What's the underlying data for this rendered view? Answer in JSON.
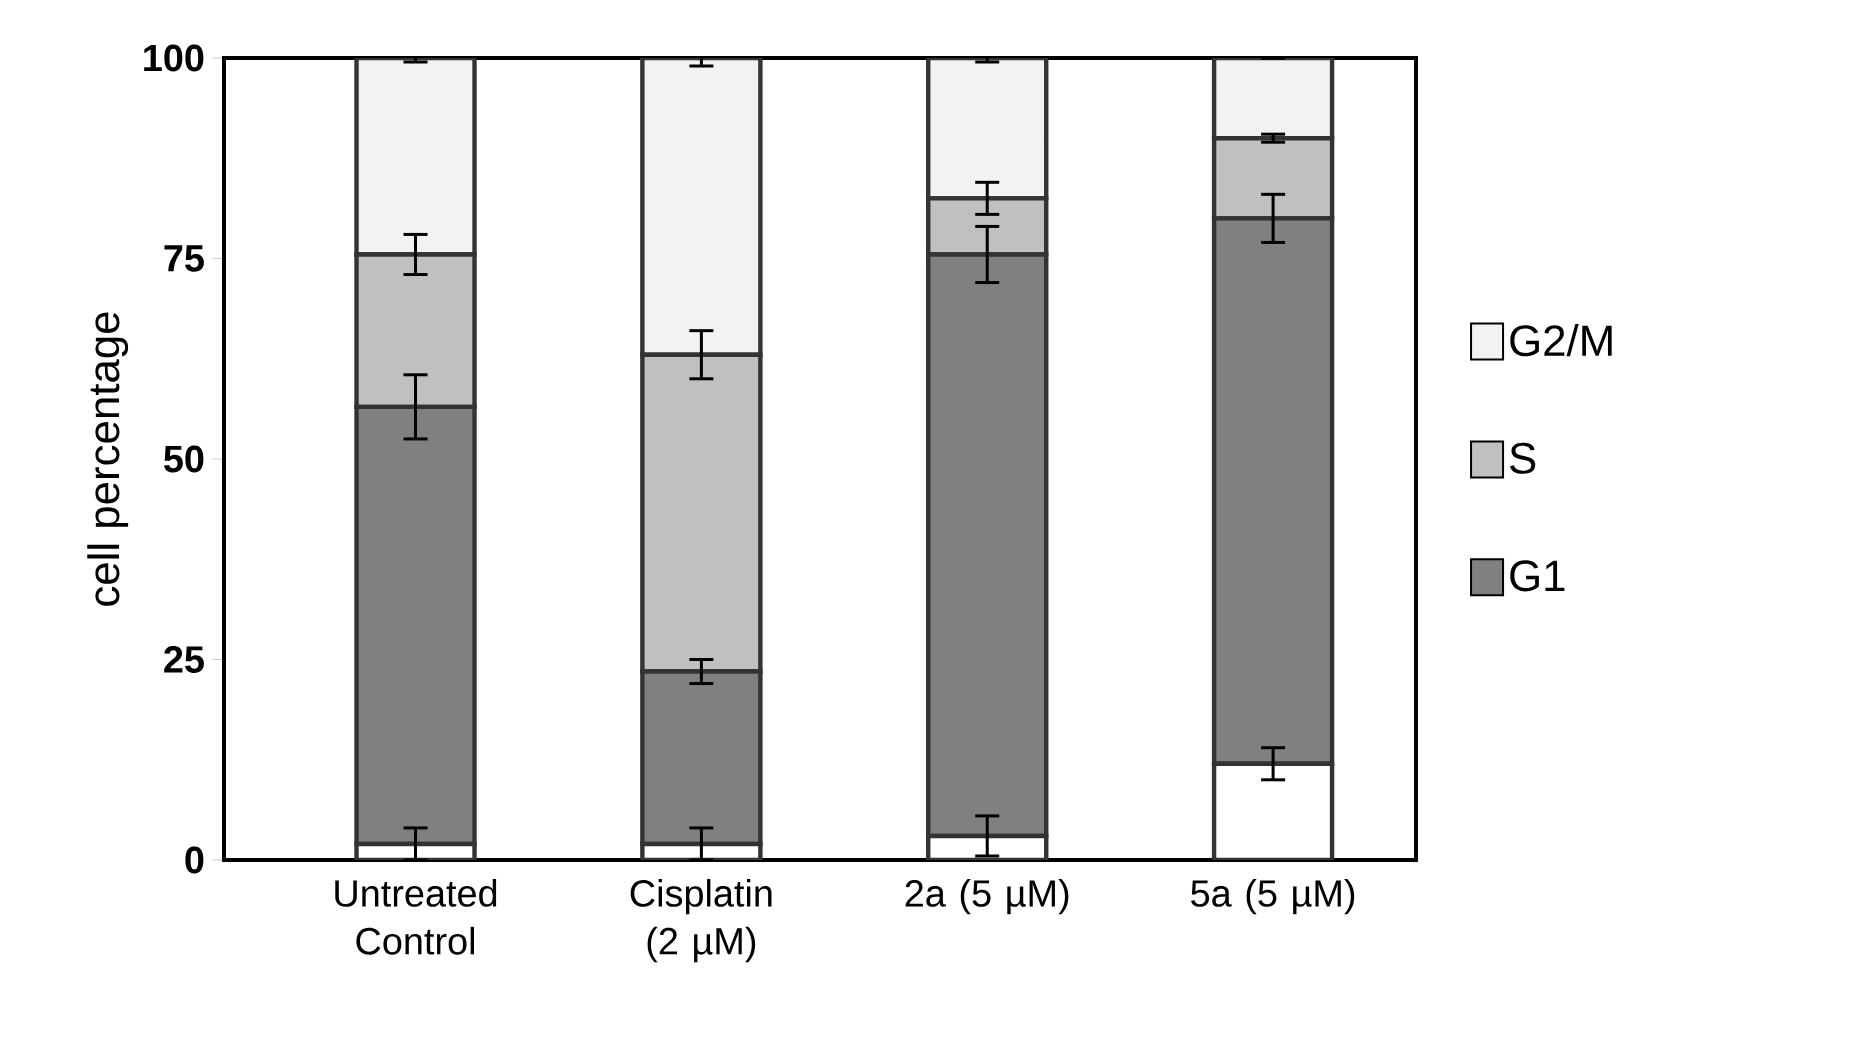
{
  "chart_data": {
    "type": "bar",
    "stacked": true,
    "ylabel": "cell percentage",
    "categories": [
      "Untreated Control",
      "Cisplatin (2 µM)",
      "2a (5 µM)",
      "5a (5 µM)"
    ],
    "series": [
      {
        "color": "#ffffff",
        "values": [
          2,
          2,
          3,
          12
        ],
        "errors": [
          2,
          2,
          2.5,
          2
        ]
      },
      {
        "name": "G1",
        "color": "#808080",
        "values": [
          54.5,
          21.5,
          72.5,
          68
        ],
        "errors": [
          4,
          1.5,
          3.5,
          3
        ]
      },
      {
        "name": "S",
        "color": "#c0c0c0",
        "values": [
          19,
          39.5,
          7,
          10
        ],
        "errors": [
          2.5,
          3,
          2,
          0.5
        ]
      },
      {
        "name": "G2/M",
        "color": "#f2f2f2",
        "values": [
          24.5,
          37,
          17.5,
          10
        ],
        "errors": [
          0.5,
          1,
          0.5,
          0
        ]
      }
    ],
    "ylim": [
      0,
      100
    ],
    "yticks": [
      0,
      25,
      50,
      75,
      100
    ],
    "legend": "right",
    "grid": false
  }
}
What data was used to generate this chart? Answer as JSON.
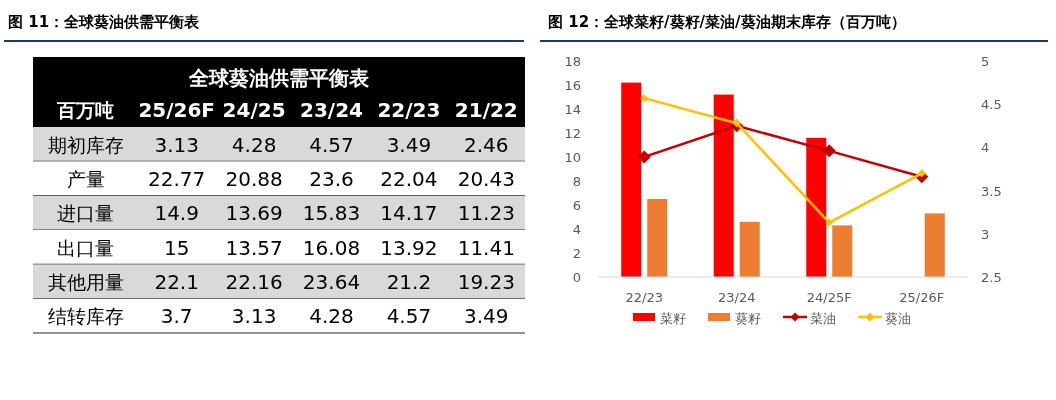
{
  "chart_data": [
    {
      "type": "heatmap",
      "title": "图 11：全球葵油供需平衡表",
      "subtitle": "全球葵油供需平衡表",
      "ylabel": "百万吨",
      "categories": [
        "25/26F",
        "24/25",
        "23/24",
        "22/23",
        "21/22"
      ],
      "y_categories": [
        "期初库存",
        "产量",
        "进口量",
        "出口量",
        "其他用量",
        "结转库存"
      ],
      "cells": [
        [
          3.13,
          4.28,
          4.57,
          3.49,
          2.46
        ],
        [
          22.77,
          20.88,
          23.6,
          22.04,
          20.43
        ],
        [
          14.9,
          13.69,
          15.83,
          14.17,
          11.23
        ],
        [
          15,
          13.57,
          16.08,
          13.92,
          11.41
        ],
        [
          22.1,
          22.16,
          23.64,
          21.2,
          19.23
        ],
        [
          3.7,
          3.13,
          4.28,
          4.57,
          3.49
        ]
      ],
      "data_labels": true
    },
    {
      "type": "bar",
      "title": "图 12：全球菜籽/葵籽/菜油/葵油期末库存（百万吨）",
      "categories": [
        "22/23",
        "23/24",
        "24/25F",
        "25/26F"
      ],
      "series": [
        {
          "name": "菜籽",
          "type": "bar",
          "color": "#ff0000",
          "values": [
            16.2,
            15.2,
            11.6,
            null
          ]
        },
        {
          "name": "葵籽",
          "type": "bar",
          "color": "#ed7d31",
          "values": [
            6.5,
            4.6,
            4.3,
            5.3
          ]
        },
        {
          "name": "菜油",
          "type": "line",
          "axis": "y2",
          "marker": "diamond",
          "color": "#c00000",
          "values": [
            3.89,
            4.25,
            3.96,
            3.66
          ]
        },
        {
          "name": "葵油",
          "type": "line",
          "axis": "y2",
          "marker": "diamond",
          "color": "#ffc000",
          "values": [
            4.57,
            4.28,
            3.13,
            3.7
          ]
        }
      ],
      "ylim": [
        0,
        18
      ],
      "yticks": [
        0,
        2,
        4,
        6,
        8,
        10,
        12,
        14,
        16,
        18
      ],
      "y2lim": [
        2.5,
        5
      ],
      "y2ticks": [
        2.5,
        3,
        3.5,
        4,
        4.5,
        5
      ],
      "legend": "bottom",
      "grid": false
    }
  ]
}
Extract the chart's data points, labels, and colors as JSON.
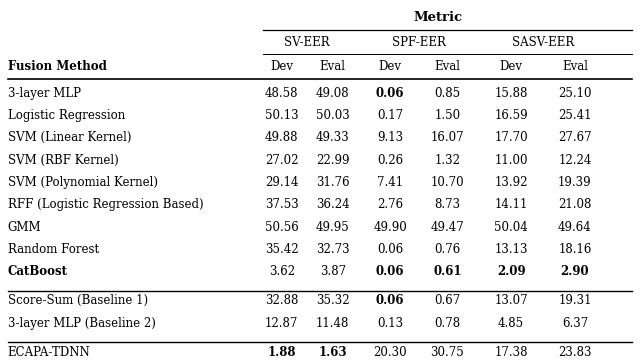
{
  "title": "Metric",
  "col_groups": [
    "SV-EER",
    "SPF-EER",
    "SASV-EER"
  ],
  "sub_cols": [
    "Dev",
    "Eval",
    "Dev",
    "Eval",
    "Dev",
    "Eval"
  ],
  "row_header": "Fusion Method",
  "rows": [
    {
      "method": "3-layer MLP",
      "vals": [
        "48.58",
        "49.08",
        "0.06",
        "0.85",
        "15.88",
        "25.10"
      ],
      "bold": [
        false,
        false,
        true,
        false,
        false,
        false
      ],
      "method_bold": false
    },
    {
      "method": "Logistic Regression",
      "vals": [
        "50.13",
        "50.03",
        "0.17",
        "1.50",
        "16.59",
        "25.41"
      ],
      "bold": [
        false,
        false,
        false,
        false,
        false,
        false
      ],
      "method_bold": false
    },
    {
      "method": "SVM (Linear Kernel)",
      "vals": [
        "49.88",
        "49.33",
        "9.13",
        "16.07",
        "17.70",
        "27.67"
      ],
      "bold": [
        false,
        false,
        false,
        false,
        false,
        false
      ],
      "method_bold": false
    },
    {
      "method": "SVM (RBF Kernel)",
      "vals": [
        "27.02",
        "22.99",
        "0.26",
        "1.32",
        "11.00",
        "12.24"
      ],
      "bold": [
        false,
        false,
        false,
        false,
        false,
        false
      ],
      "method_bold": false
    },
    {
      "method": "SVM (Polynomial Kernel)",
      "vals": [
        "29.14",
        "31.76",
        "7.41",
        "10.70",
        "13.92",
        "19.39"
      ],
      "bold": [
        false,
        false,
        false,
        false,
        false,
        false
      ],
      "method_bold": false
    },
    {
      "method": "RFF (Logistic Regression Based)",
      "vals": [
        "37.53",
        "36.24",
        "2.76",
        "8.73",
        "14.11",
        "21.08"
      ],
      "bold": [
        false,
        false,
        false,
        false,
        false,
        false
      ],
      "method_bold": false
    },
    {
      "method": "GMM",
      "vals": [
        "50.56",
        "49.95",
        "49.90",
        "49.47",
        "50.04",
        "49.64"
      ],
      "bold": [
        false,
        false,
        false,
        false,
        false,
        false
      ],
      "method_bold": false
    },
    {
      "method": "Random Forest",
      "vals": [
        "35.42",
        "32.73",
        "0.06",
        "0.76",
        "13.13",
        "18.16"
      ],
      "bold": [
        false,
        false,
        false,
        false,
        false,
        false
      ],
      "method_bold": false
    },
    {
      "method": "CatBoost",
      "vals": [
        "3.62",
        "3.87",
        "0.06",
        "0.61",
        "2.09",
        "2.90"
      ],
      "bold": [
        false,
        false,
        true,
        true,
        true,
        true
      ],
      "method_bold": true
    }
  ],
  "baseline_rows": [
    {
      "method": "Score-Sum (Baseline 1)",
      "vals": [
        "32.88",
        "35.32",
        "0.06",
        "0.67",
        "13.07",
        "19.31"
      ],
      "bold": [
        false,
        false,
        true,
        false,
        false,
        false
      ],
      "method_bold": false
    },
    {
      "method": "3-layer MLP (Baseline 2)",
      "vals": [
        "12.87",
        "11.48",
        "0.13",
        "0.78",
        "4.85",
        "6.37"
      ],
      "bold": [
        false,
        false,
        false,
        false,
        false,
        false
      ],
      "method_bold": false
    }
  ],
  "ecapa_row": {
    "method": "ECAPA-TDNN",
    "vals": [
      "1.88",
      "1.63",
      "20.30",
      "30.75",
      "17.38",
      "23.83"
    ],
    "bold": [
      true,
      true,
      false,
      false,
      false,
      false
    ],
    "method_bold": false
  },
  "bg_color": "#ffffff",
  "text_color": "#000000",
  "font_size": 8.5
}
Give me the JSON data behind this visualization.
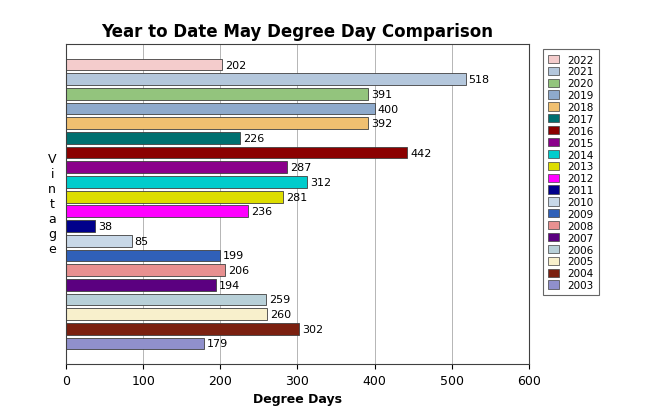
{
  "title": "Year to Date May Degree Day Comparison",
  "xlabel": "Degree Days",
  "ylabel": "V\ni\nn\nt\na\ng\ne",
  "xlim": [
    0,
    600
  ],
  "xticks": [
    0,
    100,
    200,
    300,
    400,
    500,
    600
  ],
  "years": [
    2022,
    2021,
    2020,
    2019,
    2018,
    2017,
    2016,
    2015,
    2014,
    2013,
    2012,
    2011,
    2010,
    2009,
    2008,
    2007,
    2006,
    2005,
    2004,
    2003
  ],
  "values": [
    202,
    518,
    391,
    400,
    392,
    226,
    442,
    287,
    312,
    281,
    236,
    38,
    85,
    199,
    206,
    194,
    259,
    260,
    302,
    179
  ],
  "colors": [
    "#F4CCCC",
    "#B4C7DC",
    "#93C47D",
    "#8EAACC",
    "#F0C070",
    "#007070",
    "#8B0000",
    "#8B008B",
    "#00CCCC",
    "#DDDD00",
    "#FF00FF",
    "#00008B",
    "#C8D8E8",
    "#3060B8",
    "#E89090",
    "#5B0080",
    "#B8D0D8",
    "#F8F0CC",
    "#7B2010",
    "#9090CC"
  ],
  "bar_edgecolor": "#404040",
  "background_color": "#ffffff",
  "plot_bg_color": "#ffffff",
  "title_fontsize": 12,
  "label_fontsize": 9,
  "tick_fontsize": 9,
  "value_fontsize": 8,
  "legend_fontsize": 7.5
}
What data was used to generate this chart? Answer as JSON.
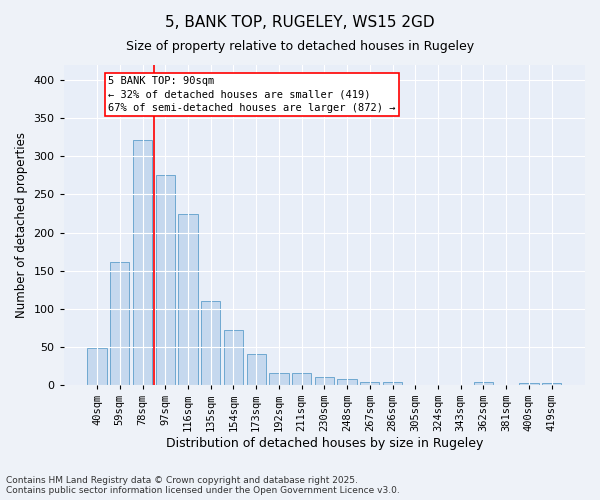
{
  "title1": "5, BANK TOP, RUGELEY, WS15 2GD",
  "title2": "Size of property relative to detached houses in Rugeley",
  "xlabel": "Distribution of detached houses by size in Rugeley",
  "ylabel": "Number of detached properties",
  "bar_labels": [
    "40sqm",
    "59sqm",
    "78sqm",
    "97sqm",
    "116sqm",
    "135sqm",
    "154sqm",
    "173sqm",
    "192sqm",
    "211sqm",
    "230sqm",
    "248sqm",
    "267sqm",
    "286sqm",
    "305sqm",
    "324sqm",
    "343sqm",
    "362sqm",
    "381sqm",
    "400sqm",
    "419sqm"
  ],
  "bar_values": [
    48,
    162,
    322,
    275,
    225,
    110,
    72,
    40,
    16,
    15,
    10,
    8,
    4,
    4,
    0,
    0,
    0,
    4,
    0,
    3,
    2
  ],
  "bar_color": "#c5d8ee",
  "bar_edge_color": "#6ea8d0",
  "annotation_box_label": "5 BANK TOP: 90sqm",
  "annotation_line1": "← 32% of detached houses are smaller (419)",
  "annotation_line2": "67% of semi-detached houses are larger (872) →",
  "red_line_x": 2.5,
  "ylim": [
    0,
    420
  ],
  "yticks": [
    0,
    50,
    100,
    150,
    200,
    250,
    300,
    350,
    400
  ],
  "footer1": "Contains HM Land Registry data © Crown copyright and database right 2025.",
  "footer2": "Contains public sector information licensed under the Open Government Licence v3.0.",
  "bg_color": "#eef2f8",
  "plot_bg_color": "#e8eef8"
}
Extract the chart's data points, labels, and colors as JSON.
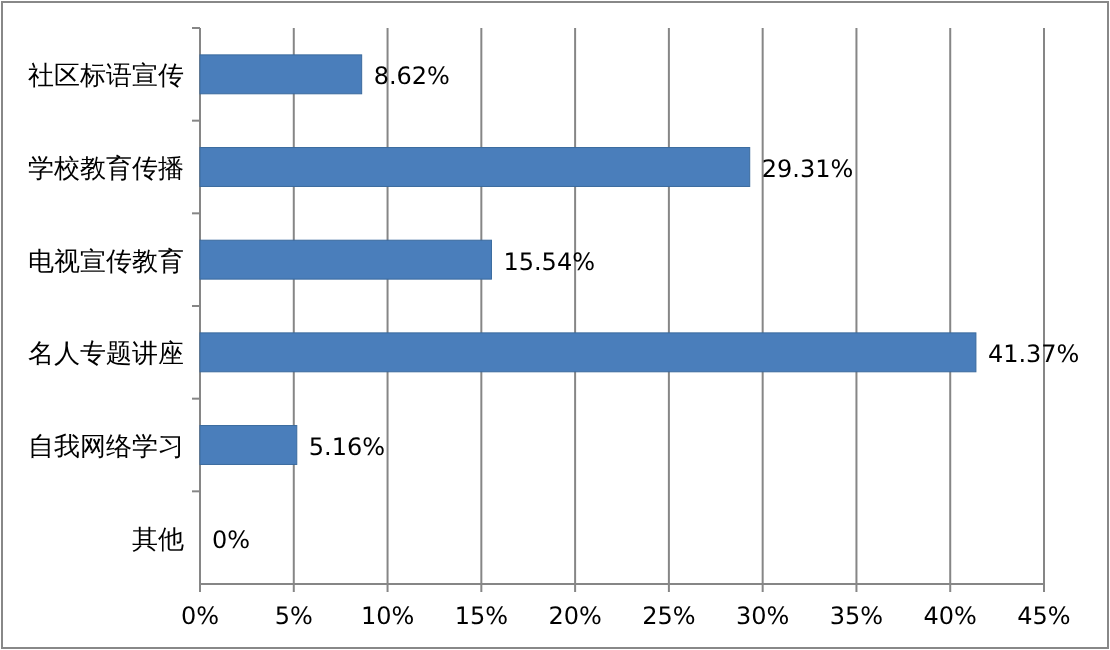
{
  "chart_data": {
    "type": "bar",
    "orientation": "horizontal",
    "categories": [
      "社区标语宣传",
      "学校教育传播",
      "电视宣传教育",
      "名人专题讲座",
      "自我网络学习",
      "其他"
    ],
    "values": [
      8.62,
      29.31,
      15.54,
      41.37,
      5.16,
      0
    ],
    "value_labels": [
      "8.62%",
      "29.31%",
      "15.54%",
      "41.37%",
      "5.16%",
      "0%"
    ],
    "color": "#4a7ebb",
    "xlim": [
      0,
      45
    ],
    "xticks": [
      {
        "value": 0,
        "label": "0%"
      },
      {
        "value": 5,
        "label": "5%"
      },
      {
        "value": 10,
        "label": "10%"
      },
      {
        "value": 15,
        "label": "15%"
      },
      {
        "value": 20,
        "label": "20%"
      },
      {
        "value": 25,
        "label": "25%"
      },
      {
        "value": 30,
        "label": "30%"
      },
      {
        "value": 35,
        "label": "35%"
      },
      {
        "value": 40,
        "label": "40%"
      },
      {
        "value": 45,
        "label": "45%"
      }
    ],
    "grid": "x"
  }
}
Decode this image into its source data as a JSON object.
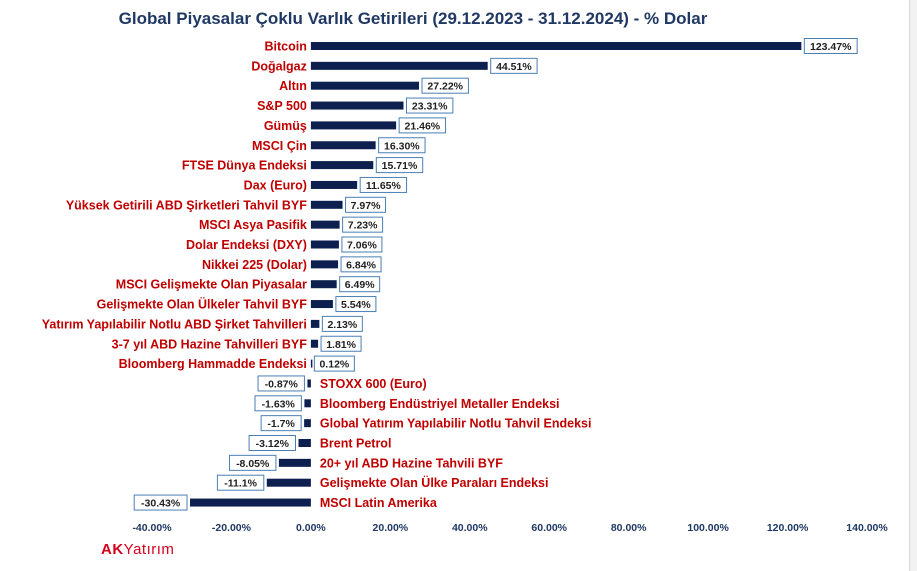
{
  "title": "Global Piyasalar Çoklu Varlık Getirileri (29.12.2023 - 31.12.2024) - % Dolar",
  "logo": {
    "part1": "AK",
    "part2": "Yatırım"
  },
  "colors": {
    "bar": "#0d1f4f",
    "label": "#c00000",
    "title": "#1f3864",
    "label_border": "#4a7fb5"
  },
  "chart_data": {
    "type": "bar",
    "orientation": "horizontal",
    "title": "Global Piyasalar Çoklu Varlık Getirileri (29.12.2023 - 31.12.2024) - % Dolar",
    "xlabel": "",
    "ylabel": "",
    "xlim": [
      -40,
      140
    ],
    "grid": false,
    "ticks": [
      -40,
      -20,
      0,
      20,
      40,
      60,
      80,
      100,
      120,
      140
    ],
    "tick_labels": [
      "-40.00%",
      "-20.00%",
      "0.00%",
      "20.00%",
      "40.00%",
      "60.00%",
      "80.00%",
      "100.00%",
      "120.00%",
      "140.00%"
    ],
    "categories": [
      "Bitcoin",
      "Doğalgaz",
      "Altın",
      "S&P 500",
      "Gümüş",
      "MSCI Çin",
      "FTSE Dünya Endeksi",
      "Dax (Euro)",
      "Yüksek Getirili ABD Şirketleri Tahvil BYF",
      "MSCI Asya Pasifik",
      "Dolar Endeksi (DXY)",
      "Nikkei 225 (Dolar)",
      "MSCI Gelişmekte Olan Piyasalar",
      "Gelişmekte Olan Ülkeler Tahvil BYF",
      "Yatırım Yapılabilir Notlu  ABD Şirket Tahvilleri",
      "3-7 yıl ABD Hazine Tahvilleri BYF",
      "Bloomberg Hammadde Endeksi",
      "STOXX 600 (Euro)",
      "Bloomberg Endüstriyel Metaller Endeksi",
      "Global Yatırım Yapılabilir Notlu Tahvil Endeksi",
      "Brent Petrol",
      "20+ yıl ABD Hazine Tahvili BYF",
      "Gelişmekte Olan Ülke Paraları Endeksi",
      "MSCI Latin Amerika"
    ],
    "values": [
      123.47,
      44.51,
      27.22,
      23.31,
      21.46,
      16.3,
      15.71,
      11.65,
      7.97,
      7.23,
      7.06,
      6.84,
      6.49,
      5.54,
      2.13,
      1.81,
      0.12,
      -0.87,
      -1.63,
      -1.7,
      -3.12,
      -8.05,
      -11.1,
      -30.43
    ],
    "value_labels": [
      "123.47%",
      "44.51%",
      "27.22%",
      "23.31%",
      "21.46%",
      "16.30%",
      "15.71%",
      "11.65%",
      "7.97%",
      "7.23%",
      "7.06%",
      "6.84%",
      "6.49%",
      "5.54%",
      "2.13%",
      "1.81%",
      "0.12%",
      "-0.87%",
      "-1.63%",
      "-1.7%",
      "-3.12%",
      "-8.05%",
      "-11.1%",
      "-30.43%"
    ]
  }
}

══════════════════════════════

:: Short problem ::
State how many lines above contain the string "Getirileri", with no other words.

:: Correct output ::
2